__WHAT YOU ARE ASKED TO DO__. Give the number of lines in the records below that include "this". Reply with that number alone.

__SUPPLIED RECORDS__.
** begin **

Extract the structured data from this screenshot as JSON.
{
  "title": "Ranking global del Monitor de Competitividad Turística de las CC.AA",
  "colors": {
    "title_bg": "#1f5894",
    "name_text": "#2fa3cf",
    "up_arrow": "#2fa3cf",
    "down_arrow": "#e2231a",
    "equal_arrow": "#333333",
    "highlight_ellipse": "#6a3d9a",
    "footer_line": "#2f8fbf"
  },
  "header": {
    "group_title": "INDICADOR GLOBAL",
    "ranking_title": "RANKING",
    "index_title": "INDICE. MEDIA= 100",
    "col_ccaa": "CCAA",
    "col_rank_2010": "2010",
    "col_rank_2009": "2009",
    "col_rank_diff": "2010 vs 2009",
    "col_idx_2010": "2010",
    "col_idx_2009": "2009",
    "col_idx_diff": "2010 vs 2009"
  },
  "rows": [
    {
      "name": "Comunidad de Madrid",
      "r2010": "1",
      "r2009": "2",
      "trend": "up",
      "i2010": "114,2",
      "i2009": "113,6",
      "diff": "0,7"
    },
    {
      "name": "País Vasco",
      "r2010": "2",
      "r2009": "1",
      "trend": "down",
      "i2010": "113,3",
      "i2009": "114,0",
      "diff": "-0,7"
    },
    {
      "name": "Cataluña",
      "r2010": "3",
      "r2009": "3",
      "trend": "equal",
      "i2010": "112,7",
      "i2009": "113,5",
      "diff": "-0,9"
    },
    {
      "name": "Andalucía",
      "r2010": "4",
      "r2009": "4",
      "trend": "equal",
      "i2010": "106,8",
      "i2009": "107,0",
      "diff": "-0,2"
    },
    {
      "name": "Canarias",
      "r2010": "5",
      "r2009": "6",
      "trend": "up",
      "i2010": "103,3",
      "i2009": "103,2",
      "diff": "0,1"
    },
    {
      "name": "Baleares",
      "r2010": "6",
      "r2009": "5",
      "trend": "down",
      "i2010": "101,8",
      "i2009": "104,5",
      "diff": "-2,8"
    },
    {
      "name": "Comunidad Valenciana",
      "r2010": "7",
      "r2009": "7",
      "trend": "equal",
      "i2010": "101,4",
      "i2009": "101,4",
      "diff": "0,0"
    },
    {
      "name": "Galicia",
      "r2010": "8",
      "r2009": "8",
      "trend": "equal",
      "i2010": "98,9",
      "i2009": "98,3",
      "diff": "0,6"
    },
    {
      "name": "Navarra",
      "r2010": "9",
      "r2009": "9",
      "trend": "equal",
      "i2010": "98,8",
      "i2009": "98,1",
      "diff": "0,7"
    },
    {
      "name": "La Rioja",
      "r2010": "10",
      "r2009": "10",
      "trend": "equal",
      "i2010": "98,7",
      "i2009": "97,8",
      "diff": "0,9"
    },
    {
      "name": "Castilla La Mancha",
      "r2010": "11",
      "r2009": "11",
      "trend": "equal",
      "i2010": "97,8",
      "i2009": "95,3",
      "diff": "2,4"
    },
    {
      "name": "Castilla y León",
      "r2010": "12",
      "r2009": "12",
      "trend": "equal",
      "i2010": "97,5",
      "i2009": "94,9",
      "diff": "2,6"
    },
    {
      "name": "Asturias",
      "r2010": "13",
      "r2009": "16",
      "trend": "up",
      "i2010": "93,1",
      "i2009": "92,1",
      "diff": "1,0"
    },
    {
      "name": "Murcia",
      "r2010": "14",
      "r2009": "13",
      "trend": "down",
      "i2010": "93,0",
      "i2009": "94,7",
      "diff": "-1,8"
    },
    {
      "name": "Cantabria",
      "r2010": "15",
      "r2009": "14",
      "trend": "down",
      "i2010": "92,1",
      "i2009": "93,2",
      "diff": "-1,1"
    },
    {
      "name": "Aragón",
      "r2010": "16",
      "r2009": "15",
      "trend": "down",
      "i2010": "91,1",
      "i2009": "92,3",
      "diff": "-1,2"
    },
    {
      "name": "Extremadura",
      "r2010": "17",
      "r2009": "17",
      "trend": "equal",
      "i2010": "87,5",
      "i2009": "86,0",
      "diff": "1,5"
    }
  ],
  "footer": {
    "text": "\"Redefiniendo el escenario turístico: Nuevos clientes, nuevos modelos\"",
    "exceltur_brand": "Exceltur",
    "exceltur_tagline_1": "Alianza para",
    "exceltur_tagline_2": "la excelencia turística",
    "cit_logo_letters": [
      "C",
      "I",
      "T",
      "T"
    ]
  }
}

** end **
** begin **

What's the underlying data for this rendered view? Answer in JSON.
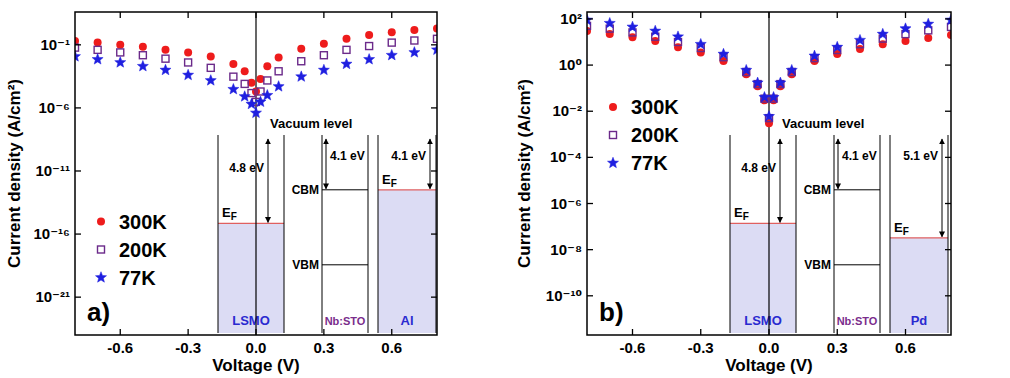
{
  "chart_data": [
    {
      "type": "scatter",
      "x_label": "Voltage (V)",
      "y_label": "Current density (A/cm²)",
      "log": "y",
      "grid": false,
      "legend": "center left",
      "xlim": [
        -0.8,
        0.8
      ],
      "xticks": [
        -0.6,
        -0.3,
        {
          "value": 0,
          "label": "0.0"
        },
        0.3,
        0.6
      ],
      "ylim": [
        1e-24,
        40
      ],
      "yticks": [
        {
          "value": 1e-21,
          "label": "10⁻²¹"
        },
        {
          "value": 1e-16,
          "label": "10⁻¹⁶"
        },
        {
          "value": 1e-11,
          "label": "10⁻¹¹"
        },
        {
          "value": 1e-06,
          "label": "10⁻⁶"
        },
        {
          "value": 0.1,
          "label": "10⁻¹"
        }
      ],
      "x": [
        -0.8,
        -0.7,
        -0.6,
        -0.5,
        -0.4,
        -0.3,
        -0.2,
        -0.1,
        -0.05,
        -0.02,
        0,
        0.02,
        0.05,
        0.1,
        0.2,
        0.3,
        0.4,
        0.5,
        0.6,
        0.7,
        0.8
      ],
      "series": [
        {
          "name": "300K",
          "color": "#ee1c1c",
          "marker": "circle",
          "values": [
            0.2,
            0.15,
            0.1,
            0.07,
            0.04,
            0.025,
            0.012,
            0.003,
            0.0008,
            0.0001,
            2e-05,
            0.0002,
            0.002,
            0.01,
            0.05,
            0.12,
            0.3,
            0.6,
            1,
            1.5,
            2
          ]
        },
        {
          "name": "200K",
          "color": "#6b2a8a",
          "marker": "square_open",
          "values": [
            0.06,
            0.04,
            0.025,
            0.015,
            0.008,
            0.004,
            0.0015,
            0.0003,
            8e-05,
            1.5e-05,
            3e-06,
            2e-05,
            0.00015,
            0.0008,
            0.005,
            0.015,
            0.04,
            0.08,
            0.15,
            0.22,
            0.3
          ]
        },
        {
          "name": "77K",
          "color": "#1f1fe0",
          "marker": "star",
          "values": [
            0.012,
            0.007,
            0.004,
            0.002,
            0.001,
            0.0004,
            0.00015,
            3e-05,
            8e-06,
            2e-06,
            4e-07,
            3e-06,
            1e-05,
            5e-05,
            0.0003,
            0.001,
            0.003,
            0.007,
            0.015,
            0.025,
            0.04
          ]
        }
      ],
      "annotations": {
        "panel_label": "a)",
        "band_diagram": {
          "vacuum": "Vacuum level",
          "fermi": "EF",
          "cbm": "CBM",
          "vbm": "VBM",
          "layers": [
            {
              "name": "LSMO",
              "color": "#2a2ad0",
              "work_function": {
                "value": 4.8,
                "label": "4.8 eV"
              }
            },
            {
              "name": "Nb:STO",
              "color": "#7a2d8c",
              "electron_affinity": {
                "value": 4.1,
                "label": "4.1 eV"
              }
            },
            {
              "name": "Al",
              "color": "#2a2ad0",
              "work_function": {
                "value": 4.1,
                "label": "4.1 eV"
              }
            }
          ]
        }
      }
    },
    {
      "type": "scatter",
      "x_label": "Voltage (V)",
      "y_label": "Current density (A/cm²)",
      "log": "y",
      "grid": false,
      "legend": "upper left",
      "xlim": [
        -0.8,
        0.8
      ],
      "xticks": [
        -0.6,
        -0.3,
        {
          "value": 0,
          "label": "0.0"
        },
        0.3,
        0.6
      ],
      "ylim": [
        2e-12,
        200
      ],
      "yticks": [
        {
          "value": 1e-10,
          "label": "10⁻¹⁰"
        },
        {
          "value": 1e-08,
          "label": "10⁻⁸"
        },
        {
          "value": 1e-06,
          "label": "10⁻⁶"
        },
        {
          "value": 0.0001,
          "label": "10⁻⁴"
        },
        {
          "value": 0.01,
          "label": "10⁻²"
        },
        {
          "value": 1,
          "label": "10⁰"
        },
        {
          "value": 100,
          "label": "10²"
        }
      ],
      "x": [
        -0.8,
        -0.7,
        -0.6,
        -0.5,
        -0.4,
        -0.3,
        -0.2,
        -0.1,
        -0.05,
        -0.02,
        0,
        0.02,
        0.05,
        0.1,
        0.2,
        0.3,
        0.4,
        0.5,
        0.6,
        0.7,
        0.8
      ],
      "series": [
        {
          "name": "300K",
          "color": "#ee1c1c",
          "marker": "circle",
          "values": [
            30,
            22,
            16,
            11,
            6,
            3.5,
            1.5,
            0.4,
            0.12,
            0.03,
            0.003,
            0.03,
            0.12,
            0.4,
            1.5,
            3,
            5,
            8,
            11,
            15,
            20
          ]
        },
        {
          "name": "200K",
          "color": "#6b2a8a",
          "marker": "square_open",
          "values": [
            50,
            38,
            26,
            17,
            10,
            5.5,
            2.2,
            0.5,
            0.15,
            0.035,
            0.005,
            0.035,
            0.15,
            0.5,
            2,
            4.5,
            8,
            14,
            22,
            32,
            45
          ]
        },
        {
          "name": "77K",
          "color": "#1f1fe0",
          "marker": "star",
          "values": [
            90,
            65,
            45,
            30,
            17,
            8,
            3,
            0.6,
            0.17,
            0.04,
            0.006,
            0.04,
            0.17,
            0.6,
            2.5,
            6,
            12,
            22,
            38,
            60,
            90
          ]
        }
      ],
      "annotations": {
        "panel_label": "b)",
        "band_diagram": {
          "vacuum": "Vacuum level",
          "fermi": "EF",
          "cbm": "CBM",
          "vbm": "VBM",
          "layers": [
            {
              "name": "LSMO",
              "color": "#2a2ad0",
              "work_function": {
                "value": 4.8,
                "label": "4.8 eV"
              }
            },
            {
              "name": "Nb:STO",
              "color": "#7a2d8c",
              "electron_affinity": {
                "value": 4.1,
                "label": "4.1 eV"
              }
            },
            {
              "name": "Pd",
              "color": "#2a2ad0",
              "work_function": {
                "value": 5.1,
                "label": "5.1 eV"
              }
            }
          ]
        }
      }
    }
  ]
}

** end **

__TASK ANSWER__. 2